_What you need to do:_
Search the material for the word "Российской" and copy each line that holds it.
-------- Data shown
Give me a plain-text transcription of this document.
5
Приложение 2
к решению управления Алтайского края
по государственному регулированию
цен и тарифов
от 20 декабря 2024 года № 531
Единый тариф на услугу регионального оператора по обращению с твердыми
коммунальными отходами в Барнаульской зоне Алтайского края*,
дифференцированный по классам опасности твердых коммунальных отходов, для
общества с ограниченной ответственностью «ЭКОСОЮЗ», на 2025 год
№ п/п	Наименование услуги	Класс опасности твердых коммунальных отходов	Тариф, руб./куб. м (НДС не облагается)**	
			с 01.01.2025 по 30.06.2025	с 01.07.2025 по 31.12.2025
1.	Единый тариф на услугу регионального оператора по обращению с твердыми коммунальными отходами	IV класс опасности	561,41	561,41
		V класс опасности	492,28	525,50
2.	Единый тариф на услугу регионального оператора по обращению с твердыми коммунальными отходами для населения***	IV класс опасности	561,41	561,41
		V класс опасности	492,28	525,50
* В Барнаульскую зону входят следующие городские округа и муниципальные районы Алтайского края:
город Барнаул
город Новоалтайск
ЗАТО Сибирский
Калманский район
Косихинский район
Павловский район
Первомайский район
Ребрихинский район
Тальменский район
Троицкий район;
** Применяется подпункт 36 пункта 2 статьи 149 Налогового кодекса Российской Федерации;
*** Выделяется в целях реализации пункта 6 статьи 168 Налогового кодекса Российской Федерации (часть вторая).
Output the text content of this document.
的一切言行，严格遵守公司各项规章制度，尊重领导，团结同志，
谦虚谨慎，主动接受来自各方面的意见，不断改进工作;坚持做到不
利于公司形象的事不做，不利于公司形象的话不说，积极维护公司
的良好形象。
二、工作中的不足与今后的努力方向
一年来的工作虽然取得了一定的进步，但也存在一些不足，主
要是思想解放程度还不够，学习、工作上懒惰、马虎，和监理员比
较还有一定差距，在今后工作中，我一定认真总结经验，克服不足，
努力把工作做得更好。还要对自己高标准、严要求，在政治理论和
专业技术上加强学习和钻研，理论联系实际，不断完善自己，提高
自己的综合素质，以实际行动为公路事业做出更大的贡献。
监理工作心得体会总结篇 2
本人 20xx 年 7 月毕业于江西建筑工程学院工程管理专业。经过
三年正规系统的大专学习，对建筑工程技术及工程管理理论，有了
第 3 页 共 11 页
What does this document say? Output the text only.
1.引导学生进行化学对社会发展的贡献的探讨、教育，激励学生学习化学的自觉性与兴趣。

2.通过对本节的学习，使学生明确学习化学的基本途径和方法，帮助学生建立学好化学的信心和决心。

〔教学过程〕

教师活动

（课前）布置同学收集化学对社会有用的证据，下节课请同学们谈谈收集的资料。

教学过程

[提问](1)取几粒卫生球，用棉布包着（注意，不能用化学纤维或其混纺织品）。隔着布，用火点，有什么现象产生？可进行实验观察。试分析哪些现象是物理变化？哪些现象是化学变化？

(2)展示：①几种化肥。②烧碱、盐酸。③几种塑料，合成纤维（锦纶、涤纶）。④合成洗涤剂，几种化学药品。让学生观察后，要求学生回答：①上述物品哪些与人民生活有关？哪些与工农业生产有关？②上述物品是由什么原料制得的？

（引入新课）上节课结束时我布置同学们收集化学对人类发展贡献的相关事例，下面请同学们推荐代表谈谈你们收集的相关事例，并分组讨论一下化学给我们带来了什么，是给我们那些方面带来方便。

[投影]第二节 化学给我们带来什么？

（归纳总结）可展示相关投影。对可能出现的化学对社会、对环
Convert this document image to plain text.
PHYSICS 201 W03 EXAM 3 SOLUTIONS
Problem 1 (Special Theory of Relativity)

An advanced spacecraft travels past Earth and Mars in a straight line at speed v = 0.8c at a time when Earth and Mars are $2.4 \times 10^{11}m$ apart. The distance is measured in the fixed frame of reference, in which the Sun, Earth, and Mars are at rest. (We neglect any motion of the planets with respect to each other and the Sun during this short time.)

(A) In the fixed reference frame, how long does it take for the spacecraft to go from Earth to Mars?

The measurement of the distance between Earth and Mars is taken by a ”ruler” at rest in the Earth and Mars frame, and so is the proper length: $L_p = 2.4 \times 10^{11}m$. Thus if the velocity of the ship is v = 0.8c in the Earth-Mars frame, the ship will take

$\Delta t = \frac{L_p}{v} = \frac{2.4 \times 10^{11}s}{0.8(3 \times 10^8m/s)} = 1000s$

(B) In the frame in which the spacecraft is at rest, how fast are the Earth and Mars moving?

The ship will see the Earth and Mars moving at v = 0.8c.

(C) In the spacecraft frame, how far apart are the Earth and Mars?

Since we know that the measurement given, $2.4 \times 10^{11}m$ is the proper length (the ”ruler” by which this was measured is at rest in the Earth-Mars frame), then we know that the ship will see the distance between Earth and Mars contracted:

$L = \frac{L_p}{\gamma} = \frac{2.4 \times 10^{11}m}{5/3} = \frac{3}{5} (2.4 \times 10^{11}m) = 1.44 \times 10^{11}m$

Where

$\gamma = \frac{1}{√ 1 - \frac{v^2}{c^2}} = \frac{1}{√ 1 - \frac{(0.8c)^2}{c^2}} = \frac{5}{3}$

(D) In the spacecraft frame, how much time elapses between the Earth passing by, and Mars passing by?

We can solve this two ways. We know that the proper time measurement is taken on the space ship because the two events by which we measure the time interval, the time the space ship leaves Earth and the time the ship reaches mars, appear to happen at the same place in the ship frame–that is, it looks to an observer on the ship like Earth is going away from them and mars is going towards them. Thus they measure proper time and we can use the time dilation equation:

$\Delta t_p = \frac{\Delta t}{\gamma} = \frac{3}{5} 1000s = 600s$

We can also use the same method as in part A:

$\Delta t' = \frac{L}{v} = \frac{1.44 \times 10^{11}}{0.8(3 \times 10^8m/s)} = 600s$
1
----------------
_Solution for this exercise:_
** Применяется подпункт 36 пункта 2 статьи 149 Налогового кодекса Российской Федерации;
*** Выделяется в целях реализации пункта 6 статьи 168 Налогового кодекса Российской Федерации (часть вторая).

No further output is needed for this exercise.